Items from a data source
***

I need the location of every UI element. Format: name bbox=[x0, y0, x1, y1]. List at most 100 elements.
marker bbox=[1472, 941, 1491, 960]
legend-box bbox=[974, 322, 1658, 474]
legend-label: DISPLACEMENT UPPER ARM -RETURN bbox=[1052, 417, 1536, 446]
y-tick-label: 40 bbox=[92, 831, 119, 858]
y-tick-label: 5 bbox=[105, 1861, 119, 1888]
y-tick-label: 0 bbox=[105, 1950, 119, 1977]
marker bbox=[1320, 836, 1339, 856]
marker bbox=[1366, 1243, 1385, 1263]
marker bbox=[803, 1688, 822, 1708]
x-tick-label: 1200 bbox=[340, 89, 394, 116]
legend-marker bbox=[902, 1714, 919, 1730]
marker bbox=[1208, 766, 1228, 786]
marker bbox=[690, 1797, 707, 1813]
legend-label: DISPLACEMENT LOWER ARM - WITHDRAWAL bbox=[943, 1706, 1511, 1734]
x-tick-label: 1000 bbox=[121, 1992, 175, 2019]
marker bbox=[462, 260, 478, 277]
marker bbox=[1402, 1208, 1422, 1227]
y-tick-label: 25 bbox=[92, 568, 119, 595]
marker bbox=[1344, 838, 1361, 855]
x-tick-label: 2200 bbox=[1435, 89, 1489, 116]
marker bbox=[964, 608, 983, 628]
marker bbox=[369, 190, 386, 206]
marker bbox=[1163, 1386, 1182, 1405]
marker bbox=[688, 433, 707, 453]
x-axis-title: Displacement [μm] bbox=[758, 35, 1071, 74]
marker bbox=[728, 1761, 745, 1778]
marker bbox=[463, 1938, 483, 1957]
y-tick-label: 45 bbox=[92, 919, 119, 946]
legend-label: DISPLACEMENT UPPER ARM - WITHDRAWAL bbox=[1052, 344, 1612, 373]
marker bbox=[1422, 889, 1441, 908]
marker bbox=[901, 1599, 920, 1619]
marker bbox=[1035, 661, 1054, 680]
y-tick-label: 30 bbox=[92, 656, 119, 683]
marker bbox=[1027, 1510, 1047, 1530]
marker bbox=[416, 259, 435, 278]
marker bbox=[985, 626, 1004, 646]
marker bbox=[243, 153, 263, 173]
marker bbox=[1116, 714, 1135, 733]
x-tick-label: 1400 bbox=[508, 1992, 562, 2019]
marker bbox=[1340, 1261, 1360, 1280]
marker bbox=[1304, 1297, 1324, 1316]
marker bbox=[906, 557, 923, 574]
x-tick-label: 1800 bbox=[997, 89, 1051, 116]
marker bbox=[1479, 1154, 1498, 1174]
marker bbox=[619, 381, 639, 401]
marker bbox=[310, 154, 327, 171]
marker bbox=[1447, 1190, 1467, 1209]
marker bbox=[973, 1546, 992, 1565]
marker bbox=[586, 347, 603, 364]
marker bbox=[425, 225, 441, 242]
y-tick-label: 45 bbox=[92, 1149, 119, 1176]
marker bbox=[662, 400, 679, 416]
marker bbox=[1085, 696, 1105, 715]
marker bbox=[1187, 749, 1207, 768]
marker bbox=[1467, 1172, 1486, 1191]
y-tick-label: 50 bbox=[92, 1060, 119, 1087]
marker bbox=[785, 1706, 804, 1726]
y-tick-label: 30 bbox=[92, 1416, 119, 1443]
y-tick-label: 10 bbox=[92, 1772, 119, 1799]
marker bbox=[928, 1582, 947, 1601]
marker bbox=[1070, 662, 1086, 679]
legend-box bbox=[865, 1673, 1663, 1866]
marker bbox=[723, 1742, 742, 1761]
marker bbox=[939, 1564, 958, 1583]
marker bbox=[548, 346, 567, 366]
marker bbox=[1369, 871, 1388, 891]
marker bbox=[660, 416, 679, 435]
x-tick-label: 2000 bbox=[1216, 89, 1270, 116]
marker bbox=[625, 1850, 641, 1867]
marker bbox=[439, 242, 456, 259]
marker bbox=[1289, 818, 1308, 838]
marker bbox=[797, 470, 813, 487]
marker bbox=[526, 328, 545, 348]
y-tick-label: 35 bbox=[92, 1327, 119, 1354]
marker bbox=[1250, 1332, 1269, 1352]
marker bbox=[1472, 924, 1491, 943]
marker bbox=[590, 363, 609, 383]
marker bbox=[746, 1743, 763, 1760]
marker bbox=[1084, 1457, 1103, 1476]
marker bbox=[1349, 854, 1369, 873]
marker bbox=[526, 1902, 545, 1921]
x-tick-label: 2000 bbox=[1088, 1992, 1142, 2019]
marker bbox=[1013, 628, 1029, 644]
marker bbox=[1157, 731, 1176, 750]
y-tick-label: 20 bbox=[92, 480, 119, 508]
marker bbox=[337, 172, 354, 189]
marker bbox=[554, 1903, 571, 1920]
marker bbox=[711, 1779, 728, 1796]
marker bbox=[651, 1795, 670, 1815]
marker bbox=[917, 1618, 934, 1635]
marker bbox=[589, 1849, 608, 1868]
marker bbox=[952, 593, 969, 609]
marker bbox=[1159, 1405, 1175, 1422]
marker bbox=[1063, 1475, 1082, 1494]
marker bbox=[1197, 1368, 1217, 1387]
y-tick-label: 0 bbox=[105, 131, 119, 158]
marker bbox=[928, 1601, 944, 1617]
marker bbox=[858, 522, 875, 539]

***

• **What needs to be done**
Switch "WITHDRAWAL" to "RETRACTION" in everything from the start of the items down to the line containing "marker bbox=[586, 347, 603, 364]", and leave the rest of those lines unchanged.

• **Response to this task**
I need the location of every UI element. Format: name bbox=[x0, y0, x1, y1]. List at most 100 elements.
marker bbox=[1472, 941, 1491, 960]
legend-box bbox=[974, 322, 1658, 474]
legend-label: DISPLACEMENT UPPER ARM -RETURN bbox=[1052, 417, 1536, 446]
y-tick-label: 40 bbox=[92, 831, 119, 858]
y-tick-label: 5 bbox=[105, 1861, 119, 1888]
y-tick-label: 0 bbox=[105, 1950, 119, 1977]
marker bbox=[1320, 836, 1339, 856]
marker bbox=[1366, 1243, 1385, 1263]
marker bbox=[803, 1688, 822, 1708]
x-tick-label: 1200 bbox=[340, 89, 394, 116]
legend-marker bbox=[902, 1714, 919, 1730]
marker bbox=[1208, 766, 1228, 786]
marker bbox=[690, 1797, 707, 1813]
legend-label: DISPLACEMENT LOWER ARM - RETRACTION bbox=[943, 1706, 1511, 1734]
x-tick-label: 1000 bbox=[121, 1992, 175, 2019]
marker bbox=[462, 260, 478, 277]
marker bbox=[1402, 1208, 1422, 1227]
y-tick-label: 25 bbox=[92, 568, 119, 595]
marker bbox=[1344, 838, 1361, 855]
x-tick-label: 2200 bbox=[1435, 89, 1489, 116]
marker bbox=[964, 608, 983, 628]
marker bbox=[369, 190, 386, 206]
marker bbox=[1163, 1386, 1182, 1405]
marker bbox=[688, 433, 707, 453]
x-axis-title: Displacement [μm] bbox=[758, 35, 1071, 74]
marker bbox=[728, 1761, 745, 1778]
marker bbox=[463, 1938, 483, 1957]
y-tick-label: 45 bbox=[92, 919, 119, 946]
legend-label: DISPLACEMENT UPPER ARM - RETRACTION bbox=[1052, 344, 1612, 373]
marker bbox=[1422, 889, 1441, 908]
marker bbox=[901, 1599, 920, 1619]
marker bbox=[1035, 661, 1054, 680]
y-tick-label: 30 bbox=[92, 656, 119, 683]
marker bbox=[1027, 1510, 1047, 1530]
marker bbox=[416, 259, 435, 278]
marker bbox=[985, 626, 1004, 646]
marker bbox=[243, 153, 263, 173]
marker bbox=[1116, 714, 1135, 733]
x-tick-label: 1400 bbox=[508, 1992, 562, 2019]
marker bbox=[1340, 1261, 1360, 1280]
marker bbox=[1304, 1297, 1324, 1316]
marker bbox=[906, 557, 923, 574]
x-tick-label: 1800 bbox=[997, 89, 1051, 116]
marker bbox=[1479, 1154, 1498, 1174]
marker bbox=[619, 381, 639, 401]
marker bbox=[310, 154, 327, 171]
marker bbox=[1447, 1190, 1467, 1209]
marker bbox=[973, 1546, 992, 1565]
marker bbox=[586, 347, 603, 364]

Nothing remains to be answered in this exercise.